----- DATA ROWS -----

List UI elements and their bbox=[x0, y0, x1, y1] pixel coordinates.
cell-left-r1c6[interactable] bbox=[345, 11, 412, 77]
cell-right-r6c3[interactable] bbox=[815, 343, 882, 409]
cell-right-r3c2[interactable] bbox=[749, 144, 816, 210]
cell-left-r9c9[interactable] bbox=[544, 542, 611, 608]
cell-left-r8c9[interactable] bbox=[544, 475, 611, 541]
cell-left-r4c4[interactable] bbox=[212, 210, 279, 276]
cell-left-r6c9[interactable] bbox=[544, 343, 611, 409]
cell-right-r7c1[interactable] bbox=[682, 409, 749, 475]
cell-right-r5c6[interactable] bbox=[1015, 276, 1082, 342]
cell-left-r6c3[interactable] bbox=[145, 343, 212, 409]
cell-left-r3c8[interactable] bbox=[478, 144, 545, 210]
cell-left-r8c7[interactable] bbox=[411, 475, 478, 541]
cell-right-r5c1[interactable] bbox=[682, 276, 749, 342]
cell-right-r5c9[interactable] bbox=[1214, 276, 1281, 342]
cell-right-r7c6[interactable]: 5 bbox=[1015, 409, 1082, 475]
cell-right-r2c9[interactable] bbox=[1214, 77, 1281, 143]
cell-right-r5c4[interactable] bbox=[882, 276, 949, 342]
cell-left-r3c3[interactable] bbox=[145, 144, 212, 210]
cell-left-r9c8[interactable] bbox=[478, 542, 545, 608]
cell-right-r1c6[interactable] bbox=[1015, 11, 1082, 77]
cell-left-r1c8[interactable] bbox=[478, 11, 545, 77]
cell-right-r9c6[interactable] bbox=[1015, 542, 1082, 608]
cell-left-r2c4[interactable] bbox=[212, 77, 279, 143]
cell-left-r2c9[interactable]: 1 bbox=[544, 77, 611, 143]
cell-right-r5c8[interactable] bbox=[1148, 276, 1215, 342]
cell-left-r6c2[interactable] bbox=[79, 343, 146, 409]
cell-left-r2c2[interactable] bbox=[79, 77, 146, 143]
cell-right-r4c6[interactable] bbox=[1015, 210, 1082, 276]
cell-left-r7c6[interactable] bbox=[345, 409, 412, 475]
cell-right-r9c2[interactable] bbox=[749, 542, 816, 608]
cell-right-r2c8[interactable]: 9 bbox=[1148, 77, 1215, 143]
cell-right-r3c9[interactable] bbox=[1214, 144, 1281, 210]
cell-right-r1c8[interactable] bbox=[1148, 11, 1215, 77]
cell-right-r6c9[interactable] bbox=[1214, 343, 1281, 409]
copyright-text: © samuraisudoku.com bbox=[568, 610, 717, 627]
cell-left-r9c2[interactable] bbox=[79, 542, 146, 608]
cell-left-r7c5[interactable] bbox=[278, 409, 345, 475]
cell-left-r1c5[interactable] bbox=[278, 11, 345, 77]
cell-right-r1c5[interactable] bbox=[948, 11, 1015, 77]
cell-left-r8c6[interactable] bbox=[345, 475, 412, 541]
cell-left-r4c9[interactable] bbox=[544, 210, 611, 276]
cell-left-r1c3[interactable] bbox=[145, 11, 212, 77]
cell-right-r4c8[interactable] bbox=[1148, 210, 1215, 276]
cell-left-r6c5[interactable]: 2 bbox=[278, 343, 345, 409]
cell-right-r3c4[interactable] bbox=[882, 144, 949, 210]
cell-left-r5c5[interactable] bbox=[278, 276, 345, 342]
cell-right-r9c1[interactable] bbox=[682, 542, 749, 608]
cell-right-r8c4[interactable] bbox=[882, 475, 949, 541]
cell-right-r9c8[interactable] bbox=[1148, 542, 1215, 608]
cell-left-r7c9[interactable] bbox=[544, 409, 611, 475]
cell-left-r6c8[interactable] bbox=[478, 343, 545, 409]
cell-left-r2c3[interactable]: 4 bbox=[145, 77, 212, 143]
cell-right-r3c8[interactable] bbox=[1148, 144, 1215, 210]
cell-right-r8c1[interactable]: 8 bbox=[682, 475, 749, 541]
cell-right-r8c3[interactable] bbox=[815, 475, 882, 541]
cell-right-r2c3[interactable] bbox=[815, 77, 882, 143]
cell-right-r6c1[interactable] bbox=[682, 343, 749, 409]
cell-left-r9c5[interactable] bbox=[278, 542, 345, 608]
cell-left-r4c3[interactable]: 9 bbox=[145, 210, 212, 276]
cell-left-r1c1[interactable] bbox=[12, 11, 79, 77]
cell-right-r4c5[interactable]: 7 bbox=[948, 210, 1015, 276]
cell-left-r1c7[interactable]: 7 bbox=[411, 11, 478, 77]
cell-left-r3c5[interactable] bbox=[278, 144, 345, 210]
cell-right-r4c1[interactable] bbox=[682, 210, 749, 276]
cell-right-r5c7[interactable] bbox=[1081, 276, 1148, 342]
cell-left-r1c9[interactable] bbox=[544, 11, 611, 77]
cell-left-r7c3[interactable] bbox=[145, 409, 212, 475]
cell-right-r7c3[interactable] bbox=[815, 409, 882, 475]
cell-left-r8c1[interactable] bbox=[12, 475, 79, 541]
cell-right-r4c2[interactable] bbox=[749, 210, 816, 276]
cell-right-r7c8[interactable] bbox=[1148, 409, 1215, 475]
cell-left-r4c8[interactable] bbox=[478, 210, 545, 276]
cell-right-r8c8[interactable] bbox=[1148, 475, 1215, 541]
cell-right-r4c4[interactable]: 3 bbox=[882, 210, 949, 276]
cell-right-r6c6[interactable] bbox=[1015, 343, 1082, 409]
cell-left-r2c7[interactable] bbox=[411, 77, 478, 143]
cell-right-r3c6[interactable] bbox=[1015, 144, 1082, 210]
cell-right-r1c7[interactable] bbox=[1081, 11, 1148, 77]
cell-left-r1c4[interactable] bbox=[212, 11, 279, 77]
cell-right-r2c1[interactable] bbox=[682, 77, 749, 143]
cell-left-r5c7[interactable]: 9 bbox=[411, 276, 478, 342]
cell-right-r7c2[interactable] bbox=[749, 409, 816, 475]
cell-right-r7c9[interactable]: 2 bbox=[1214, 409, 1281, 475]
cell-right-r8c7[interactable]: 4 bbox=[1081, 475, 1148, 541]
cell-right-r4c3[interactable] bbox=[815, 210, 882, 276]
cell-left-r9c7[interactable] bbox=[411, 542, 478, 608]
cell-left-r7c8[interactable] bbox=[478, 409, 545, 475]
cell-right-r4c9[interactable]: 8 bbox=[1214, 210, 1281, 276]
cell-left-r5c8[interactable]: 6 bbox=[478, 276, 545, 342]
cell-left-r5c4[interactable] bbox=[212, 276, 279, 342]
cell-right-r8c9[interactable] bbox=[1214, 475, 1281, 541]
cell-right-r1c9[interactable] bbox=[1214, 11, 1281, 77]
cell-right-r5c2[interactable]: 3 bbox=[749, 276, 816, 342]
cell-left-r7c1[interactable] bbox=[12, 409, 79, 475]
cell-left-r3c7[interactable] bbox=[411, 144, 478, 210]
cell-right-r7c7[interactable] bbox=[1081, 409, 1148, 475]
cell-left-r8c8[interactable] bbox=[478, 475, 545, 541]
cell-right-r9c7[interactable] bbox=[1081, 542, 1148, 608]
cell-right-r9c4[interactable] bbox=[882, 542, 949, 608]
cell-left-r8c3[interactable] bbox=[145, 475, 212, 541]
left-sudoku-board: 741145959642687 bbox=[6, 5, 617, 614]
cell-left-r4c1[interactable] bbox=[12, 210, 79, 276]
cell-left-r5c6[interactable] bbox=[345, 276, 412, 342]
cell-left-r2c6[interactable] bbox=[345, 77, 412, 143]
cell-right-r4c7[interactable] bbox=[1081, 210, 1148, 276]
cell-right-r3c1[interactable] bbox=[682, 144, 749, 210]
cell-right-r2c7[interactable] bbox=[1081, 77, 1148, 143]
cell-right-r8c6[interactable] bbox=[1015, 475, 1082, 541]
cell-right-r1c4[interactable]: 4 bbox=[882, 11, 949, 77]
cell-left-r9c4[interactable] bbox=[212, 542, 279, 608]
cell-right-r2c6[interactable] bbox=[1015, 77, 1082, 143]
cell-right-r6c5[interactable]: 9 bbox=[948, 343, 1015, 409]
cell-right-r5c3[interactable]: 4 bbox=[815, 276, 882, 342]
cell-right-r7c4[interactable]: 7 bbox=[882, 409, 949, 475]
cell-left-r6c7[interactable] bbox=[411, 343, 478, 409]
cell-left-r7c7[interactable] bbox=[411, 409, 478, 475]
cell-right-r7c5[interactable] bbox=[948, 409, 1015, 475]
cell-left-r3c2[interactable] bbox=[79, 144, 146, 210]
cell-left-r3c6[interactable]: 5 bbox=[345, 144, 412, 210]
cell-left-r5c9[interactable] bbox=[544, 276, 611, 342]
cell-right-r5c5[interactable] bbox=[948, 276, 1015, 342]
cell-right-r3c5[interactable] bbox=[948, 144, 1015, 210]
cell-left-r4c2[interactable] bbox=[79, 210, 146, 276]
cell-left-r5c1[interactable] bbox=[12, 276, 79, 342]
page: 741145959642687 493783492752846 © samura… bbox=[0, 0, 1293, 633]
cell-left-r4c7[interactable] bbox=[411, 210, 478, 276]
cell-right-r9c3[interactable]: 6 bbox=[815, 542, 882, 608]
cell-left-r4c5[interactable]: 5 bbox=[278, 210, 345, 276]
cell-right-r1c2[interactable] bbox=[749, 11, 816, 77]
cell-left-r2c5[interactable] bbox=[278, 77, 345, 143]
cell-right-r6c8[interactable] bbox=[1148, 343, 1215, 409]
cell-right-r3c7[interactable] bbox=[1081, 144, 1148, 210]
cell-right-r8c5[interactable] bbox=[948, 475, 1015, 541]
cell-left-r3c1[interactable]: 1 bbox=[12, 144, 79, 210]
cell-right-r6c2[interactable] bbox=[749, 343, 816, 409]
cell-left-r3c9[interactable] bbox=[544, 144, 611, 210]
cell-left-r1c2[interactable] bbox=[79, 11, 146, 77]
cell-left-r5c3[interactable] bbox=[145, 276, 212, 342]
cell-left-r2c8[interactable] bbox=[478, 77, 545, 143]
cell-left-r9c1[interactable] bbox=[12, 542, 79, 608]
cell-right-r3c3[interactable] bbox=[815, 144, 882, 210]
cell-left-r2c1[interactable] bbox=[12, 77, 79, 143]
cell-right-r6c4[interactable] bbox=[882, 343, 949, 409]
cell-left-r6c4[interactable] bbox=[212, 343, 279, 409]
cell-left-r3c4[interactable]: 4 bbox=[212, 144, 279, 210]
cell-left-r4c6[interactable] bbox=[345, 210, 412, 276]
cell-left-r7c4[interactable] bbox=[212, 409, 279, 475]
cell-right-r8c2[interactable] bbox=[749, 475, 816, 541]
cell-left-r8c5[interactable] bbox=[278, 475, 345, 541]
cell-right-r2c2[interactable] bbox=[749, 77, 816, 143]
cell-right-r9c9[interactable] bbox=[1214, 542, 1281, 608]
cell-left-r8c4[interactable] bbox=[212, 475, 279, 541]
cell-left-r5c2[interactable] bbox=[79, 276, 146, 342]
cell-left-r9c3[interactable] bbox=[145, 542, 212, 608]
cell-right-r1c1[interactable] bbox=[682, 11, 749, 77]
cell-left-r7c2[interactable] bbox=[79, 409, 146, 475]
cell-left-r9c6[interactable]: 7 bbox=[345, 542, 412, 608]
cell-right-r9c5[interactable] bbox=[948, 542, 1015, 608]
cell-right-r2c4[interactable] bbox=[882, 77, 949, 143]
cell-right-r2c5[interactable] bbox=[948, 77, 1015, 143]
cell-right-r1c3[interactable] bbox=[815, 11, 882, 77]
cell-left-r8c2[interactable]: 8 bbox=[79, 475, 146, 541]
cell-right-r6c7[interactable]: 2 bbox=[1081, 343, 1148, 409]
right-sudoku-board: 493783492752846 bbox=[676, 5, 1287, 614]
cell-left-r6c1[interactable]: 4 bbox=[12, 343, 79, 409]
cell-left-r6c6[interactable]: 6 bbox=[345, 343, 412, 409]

-----

SHORT EXERCISE:
Reproduce the lines above exactly, starting with the first line and going on through the line that contains "cell-right-r1c5[interactable] bbox=[948, 11, 1015, 77]".

EXERCISE RESPONSE:
List UI elements and their bbox=[x0, y0, x1, y1] pixel coordinates.
cell-left-r1c6[interactable] bbox=[345, 11, 412, 77]
cell-right-r6c3[interactable] bbox=[815, 343, 882, 409]
cell-right-r3c2[interactable] bbox=[749, 144, 816, 210]
cell-left-r9c9[interactable] bbox=[544, 542, 611, 608]
cell-left-r8c9[interactable] bbox=[544, 475, 611, 541]
cell-left-r4c4[interactable] bbox=[212, 210, 279, 276]
cell-left-r6c9[interactable] bbox=[544, 343, 611, 409]
cell-right-r7c1[interactable] bbox=[682, 409, 749, 475]
cell-right-r5c6[interactable] bbox=[1015, 276, 1082, 342]
cell-left-r6c3[interactable] bbox=[145, 343, 212, 409]
cell-left-r3c8[interactable] bbox=[478, 144, 545, 210]
cell-left-r8c7[interactable] bbox=[411, 475, 478, 541]
cell-right-r5c1[interactable] bbox=[682, 276, 749, 342]
cell-right-r5c9[interactable] bbox=[1214, 276, 1281, 342]
cell-right-r7c6[interactable]: 5 bbox=[1015, 409, 1082, 475]
cell-right-r2c9[interactable] bbox=[1214, 77, 1281, 143]
cell-right-r5c4[interactable] bbox=[882, 276, 949, 342]
cell-left-r3c3[interactable] bbox=[145, 144, 212, 210]
cell-left-r9c8[interactable] bbox=[478, 542, 545, 608]
cell-right-r1c6[interactable] bbox=[1015, 11, 1082, 77]
cell-left-r1c8[interactable] bbox=[478, 11, 545, 77]
cell-right-r9c6[interactable] bbox=[1015, 542, 1082, 608]
cell-left-r2c4[interactable] bbox=[212, 77, 279, 143]
cell-left-r2c9[interactable]: 1 bbox=[544, 77, 611, 143]
cell-right-r5c8[interactable] bbox=[1148, 276, 1215, 342]
cell-left-r6c2[interactable] bbox=[79, 343, 146, 409]
cell-left-r2c2[interactable] bbox=[79, 77, 146, 143]
cell-right-r4c6[interactable] bbox=[1015, 210, 1082, 276]
cell-left-r7c6[interactable] bbox=[345, 409, 412, 475]
cell-right-r9c2[interactable] bbox=[749, 542, 816, 608]
cell-right-r2c8[interactable]: 9 bbox=[1148, 77, 1215, 143]
cell-right-r3c9[interactable] bbox=[1214, 144, 1281, 210]
cell-right-r1c8[interactable] bbox=[1148, 11, 1215, 77]
cell-right-r6c9[interactable] bbox=[1214, 343, 1281, 409]
copyright-text: © samuraisudoku.com bbox=[568, 610, 717, 627]
cell-left-r9c2[interactable] bbox=[79, 542, 146, 608]
cell-left-r7c5[interactable] bbox=[278, 409, 345, 475]
cell-left-r1c5[interactable] bbox=[278, 11, 345, 77]
cell-right-r1c5[interactable] bbox=[948, 11, 1015, 77]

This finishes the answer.